TASK PROMPT: Each line from the one that contains "Transcribe the text in this document." to the end of the material must be set down exactly, and no line before it.

(Data excerpts)
____________________

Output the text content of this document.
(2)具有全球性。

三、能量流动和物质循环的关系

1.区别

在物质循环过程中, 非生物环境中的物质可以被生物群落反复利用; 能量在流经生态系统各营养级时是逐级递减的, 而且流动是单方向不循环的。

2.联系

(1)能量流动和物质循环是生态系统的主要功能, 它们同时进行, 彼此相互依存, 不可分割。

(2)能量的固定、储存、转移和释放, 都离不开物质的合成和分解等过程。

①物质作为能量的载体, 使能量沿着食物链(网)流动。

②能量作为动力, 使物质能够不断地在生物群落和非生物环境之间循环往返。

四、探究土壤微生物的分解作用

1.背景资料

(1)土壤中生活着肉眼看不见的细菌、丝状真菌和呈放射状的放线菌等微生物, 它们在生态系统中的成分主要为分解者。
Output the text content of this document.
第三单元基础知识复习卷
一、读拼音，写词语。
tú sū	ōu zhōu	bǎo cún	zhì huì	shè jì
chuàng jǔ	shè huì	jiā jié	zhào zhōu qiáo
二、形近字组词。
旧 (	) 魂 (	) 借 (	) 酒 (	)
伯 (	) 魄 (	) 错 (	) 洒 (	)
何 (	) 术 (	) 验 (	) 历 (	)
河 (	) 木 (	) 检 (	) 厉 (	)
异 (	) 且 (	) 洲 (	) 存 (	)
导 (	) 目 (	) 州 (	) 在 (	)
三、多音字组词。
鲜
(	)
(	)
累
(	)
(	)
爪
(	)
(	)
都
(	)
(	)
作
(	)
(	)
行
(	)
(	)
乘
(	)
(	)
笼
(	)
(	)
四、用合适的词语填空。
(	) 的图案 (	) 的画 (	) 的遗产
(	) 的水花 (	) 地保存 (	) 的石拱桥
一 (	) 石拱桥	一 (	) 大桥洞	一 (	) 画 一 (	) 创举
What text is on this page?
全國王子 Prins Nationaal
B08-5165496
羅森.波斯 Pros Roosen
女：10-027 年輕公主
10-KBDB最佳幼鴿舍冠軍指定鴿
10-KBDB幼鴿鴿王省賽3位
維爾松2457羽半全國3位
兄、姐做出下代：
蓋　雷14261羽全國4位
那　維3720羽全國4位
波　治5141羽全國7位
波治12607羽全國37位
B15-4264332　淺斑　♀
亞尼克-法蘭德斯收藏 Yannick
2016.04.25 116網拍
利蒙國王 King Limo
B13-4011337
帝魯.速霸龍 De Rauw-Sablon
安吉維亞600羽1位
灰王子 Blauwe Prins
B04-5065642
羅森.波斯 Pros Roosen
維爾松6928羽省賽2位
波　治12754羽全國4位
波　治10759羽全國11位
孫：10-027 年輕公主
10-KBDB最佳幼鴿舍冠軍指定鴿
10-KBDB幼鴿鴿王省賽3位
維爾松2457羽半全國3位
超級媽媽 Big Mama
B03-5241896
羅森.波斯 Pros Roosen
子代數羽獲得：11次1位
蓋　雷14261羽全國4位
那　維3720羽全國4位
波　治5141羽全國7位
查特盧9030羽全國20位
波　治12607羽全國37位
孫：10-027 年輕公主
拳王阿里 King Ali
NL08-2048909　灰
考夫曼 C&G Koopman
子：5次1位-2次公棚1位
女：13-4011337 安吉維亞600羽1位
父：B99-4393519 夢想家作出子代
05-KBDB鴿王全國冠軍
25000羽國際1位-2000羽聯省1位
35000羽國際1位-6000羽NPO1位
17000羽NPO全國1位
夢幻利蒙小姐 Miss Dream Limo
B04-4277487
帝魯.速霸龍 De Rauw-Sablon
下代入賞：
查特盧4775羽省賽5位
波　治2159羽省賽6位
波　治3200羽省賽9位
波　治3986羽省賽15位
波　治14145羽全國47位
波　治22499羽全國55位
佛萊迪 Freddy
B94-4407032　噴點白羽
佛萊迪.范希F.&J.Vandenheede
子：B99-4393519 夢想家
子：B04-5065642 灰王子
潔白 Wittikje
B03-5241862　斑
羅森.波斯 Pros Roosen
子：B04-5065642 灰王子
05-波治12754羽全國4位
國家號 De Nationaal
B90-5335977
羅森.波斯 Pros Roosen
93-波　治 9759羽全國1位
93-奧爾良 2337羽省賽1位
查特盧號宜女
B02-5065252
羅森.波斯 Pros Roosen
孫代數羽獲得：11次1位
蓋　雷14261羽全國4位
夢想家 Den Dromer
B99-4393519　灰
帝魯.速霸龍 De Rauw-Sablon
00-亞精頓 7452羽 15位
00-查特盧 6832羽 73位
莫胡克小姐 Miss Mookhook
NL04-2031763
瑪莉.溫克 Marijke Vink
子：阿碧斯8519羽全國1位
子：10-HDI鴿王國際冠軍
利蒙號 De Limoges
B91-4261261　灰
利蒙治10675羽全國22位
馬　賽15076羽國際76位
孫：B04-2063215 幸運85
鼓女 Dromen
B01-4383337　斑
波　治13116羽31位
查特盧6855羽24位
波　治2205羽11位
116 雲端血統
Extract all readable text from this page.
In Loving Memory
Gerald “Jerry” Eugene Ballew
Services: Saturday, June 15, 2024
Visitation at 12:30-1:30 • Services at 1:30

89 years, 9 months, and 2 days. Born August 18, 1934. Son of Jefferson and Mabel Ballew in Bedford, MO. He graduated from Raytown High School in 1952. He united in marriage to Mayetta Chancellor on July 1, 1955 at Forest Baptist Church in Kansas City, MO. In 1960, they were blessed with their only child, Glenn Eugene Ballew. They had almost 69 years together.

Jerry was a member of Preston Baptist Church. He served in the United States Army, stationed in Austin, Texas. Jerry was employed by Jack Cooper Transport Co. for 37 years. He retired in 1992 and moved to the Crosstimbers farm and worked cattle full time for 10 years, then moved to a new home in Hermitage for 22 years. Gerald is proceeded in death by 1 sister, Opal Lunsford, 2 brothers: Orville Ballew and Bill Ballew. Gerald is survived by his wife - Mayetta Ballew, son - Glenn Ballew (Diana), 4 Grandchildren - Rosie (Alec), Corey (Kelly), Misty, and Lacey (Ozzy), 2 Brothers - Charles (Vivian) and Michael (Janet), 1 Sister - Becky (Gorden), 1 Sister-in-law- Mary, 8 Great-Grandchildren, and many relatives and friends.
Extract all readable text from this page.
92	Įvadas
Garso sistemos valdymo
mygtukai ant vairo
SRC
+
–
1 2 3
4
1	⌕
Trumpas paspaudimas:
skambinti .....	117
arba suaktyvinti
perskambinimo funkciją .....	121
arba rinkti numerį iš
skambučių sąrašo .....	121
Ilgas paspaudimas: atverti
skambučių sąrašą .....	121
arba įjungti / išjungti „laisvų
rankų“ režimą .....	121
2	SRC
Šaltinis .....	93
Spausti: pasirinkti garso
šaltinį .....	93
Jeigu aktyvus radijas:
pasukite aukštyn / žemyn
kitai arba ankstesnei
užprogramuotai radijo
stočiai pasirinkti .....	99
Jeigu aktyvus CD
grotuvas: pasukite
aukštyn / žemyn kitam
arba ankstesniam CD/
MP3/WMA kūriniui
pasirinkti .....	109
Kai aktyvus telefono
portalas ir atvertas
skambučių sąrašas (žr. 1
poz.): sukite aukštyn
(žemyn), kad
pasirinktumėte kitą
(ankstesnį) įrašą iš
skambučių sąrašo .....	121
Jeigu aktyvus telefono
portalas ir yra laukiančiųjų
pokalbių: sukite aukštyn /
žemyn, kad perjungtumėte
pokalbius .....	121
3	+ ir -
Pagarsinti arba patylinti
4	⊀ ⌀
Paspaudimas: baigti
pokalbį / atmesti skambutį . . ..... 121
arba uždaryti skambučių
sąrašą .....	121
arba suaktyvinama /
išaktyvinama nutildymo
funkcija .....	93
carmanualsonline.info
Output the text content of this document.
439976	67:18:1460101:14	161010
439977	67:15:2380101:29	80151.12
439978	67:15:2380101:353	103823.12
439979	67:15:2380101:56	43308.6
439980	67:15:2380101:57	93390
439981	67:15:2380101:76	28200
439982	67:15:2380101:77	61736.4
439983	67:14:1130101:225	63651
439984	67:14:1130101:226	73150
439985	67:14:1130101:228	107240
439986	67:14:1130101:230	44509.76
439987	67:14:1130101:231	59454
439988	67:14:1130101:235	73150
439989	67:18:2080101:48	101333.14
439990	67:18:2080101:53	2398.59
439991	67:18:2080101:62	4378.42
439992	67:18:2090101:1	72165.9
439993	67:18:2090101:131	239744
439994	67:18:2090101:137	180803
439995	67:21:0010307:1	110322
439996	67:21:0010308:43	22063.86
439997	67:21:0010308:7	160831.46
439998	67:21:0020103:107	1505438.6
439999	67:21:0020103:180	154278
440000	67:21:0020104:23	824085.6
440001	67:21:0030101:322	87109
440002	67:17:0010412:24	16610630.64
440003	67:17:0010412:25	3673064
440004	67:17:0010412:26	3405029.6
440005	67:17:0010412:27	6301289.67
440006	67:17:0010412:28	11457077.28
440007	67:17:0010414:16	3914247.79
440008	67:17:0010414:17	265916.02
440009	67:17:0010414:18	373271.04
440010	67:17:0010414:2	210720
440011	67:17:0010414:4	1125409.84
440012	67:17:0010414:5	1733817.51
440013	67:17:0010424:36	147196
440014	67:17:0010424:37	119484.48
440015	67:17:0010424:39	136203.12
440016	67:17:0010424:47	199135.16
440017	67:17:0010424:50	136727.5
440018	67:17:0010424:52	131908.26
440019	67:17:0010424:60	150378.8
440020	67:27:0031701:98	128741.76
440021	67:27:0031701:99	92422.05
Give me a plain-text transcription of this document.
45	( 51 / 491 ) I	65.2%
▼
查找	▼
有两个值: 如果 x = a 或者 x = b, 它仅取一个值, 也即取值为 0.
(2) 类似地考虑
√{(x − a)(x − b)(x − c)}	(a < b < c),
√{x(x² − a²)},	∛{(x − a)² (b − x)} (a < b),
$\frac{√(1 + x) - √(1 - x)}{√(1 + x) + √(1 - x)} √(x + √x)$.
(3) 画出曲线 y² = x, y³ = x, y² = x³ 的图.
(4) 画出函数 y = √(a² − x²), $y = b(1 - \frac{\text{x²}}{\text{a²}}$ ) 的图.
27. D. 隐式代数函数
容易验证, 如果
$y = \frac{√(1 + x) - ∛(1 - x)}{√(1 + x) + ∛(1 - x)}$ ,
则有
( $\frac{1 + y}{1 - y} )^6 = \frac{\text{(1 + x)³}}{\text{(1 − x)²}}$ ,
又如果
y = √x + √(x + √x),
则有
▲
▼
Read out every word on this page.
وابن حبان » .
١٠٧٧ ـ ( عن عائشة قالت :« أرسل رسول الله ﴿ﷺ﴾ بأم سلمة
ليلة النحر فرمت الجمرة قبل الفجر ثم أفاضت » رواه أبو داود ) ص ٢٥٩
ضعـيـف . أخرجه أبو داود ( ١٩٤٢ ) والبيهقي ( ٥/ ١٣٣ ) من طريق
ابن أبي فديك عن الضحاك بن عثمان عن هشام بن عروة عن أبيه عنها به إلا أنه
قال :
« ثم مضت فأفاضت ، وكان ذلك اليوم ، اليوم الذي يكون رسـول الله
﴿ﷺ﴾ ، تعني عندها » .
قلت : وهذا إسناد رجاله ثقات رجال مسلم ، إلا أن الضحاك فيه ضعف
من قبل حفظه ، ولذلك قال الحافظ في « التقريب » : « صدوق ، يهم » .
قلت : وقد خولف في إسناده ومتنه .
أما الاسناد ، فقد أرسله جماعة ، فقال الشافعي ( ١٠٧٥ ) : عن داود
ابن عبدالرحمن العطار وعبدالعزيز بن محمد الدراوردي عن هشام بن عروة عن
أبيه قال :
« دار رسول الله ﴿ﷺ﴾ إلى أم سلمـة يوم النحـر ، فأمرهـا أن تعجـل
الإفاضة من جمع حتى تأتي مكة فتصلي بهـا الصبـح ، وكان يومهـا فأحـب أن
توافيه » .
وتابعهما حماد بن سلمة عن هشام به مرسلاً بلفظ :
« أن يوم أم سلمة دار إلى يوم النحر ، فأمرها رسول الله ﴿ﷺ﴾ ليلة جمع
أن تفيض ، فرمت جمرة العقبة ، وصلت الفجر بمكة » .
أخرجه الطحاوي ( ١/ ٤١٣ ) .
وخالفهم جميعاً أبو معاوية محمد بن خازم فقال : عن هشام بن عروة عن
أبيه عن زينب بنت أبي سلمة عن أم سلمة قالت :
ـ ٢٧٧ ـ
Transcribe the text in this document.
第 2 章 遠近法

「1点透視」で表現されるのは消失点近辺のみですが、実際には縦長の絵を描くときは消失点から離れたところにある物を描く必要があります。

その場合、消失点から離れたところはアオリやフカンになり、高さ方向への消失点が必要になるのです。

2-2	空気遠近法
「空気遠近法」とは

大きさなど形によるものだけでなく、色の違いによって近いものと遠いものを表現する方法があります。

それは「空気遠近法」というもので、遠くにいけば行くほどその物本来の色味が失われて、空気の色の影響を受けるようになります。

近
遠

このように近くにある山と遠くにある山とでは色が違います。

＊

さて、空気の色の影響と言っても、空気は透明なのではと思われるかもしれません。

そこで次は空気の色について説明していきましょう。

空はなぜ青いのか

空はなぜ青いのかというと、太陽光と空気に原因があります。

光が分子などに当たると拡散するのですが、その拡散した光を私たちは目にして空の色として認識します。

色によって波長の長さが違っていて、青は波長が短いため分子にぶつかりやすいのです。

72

____________________

RESPONSE BELOW:
Transcribe the text in this document.
第 2 章 遠近法

「1点透視」で表現されるのは消失点近辺のみですが、実際には縦長の絵を描くときは消失点から離れたところにある物を描く必要があります。

その場合、消失点から離れたところはアオリやフカンになり、高さ方向への消失点が必要になるのです。

2-2	空気遠近法
「空気遠近法」とは

大きさなど形によるものだけでなく、色の違いによって近いものと遠いものを表現する方法があります。

それは「空気遠近法」というもので、遠くにいけば行くほどその物本来の色味が失われて、空気の色の影響を受けるようになります。

近
遠

このように近くにある山と遠くにある山とでは色が違います。

＊

さて、空気の色の影響と言っても、空気は透明なのではと思われるかもしれません。

そこで次は空気の色について説明していきましょう。

空はなぜ青いのか

空はなぜ青いのかというと、太陽光と空気に原因があります。

光が分子などに当たると拡散するのですが、その拡散した光を私たちは目にして空の色として認識します。

色によって波長の長さが違っていて、青は波長が短いため分子にぶつかりやすいのです。

72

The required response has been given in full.